● STORED DATA
____________________
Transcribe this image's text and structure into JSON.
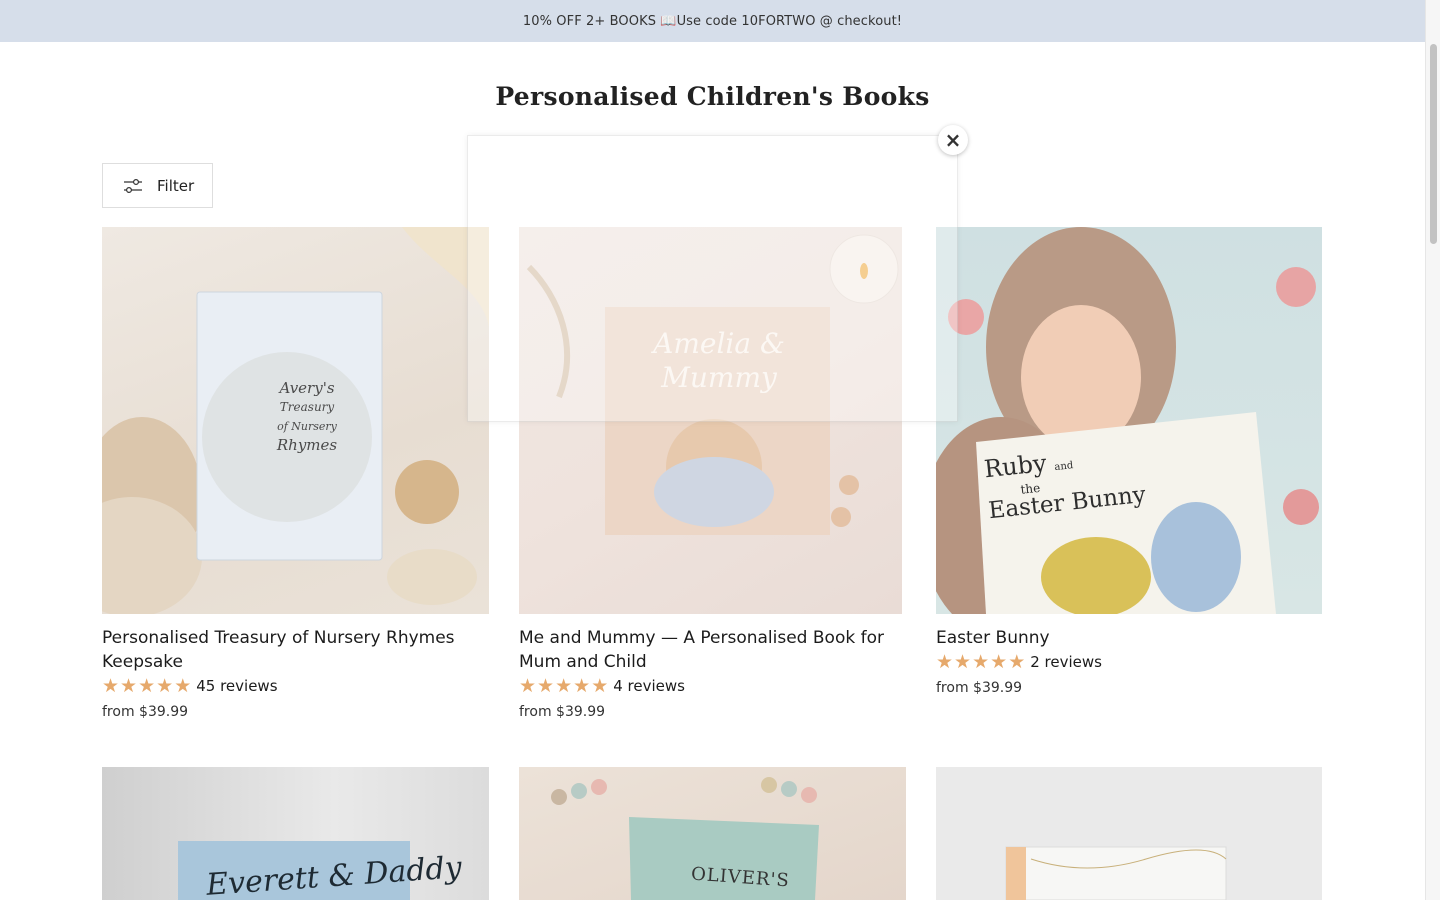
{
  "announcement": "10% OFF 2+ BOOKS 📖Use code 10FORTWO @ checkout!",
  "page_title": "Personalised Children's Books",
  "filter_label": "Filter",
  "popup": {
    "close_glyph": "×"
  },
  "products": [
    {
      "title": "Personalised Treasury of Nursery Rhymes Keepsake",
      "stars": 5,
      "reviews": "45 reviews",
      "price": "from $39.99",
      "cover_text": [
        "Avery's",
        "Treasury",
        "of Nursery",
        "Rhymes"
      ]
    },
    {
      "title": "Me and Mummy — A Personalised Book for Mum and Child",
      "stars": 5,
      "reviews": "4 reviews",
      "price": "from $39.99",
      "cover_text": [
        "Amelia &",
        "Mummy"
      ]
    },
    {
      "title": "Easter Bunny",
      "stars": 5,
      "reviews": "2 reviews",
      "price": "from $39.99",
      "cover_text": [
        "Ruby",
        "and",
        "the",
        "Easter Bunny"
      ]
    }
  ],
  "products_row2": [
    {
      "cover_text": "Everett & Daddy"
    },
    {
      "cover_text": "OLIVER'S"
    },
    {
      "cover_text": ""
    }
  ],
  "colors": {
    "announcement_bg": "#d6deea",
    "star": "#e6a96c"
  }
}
____________________
● OBJECTIVE
Find every line that has "Nursery" in it, then return those lines.

● FULL OUTPUT
      "title": "Personalised Treasury of Nursery Rhymes Keepsake",
        "of Nursery",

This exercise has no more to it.